(Dataset entries)
%%

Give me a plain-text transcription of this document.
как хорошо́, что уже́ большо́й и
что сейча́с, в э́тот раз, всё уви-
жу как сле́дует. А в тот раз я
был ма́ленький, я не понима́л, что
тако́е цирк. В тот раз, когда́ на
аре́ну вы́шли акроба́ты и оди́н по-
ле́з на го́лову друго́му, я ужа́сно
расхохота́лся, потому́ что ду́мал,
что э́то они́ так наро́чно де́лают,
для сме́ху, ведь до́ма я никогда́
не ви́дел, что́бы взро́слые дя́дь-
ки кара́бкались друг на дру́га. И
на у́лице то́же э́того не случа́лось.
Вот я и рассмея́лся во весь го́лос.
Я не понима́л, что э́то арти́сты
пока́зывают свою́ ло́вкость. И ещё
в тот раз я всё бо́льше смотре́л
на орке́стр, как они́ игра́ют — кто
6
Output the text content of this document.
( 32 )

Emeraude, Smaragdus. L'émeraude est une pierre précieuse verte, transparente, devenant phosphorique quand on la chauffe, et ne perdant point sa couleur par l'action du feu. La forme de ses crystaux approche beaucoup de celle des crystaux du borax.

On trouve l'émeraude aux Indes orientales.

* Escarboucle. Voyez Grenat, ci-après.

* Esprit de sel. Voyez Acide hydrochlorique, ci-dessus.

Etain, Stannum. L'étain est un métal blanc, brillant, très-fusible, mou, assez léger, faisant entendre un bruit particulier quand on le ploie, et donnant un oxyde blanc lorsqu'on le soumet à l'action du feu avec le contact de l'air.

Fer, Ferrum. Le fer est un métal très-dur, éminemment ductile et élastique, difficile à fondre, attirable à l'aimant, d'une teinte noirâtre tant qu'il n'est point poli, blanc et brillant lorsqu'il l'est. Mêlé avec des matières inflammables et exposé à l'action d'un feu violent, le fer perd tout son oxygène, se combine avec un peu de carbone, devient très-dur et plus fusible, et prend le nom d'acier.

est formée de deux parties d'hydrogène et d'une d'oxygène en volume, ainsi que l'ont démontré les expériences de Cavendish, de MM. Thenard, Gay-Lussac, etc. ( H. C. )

%%

▶ **TASK PROMPT**
Every record above must be duplicated exactly.

▶ **TASK OUTPUT**
Give me a plain-text transcription of this document.
как хорошо́, что уже́ большо́й и
что сейча́с, в э́тот раз, всё уви-
жу как сле́дует. А в тот раз я
был ма́ленький, я не понима́л, что
тако́е цирк. В тот раз, когда́ на
аре́ну вы́шли акроба́ты и оди́н по-
ле́з на го́лову друго́му, я ужа́сно
расхохота́лся, потому́ что ду́мал,
что э́то они́ так наро́чно де́лают,
для сме́ху, ведь до́ма я никогда́
не ви́дел, что́бы взро́слые дя́дь-
ки кара́бкались друг на дру́га. И
на у́лице то́же э́того не случа́лось.
Вот я и рассмея́лся во весь го́лос.
Я не понима́л, что э́то арти́сты
пока́зывают свою́ ло́вкость. И ещё
в тот раз я всё бо́льше смотре́л
на орке́стр, как они́ игра́ют — кто
6
Output the text content of this document.
( 32 )

Emeraude, Smaragdus. L'émeraude est une pierre précieuse verte, transparente, devenant phosphorique quand on la chauffe, et ne perdant point sa couleur par l'action du feu. La forme de ses crystaux approche beaucoup de celle des crystaux du borax.

On trouve l'émeraude aux Indes orientales.

* Escarboucle. Voyez Grenat, ci-après.

* Esprit de sel. Voyez Acide hydrochlorique, ci-dessus.

Etain, Stannum. L'étain est un métal blanc, brillant, très-fusible, mou, assez léger, faisant entendre un bruit particulier quand on le ploie, et donnant un oxyde blanc lorsqu'on le soumet à l'action du feu avec le contact de l'air.

Fer, Ferrum. Le fer est un métal très-dur, éminemment ductile et élastique, difficile à fondre, attirable à l'aimant, d'une teinte noirâtre tant qu'il n'est point poli, blanc et brillant lorsqu'il l'est. Mêlé avec des matières inflammables et exposé à l'action d'un feu violent, le fer perd tout son oxygène, se combine avec un peu de carbone, devient très-dur et plus fusible, et prend le nom d'acier.

est formée de deux parties d'hydrogène et d'une d'oxygène en volume, ainsi que l'ont démontré les expériences de Cavendish, de MM. Thenard, Gay-Lussac, etc. ( H. C. )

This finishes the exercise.